## TASK INSTRUCTIONS
Copy the lines that follow, keeping every character the same.

___ DATA EXCERPTS ___

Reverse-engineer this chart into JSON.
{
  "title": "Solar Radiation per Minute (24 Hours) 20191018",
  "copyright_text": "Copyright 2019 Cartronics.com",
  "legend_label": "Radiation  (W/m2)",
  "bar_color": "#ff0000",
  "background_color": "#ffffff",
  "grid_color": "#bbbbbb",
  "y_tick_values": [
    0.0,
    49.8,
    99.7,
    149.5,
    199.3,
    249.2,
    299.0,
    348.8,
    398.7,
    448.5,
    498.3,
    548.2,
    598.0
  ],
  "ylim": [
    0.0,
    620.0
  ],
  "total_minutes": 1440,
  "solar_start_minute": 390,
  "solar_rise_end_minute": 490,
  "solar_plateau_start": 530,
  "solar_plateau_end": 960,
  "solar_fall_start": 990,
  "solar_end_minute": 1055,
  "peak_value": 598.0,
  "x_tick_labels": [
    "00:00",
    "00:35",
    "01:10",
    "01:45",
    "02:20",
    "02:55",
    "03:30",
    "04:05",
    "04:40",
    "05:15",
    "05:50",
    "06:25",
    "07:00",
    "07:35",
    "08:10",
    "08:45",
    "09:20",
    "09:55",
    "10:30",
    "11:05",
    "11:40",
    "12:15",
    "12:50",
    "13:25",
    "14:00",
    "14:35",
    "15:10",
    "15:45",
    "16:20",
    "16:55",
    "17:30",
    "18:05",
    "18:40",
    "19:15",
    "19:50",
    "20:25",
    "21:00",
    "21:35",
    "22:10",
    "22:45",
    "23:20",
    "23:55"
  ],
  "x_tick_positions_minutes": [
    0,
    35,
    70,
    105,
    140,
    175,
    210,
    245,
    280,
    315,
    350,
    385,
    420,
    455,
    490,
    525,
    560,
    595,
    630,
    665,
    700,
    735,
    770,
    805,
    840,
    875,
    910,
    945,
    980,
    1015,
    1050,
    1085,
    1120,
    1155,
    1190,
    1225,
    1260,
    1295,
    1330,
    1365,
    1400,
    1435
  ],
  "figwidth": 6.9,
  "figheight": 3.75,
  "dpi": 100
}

___

## ANSWER FOR THE TASK
Reverse-engineer this chart into JSON.
{
  "title": "Solar Radiation per Minute (24 Hours) 20191018",
  "copyright_text": "Copyright 2019 Cartronics.com",
  "legend_label": "Radiation  (W/m2)",
  "bar_color": "#ff0000",
  "background_color": "#ffffff",
  "grid_color": "#bbbbbb",
  "y_tick_values": [
    0.0,
    49.8,
    99.7,
    149.5,
    199.3,
    249.2,
    299.0,
    348.8,
    398.7,
    448.5,
    498.3,
    548.2,
    598.0
  ],
  "ylim": [
    0.0,
    620.0
  ],
  "total_minutes": 1440,
  "solar_start_minute": 390,
  "solar_rise_end_minute": 490,
  "solar_plateau_start": 530,
  "solar_plateau_end": 960,
  "solar_fall_start": 990,
  "solar_end_minute": 1055,
  "peak_value": 598.0,
  "x_tick_labels": [
    "00:00",
    "00:35",
    "01:10",
    "01:45",
    "02:20",
    "02:55",
    "03:30",
    "04:05",
    "04:40",
    "05:15",
    "05:50",
    "06:25",
    "07:00",
    "07:35",
    "08:10",
    "08:45",
    "09:20",
    "09:55",
    "10:30",
    "11:05",
    "11:40",
    "12:15",
    "12:50",
    "13:25",
    "14:00",
    "14:35",
    "15:10",
    "15:45",
    "16:20",
    "16:55",
    "17:30",
    "18:05",
    "18:40",
    "19:15",
    "19:50",
    "20:25",
    "21:00",
    "21:35",
    "22:10",
    "22:45",
    "23:20",
    "23:55"
  ],
  "x_tick_positions_minutes": [
    0,
    35,
    70,
    105,
    140,
    175,
    210,
    245,
    280,
    315,
    350,
    385,
    420,
    455,
    490,
    525,
    560,
    595,
    630,
    665,
    700,
    735,
    770,
    805,
    840,
    875,
    910,
    945,
    980,
    1015,
    1050,
    1085,
    1120,
    1155,
    1190,
    1225,
    1260,
    1295,
    1330,
    1365,
    1400,
    1435
  ],
  "figwidth": 6.9,
  "figheight": 3.75,
  "dpi": 100
}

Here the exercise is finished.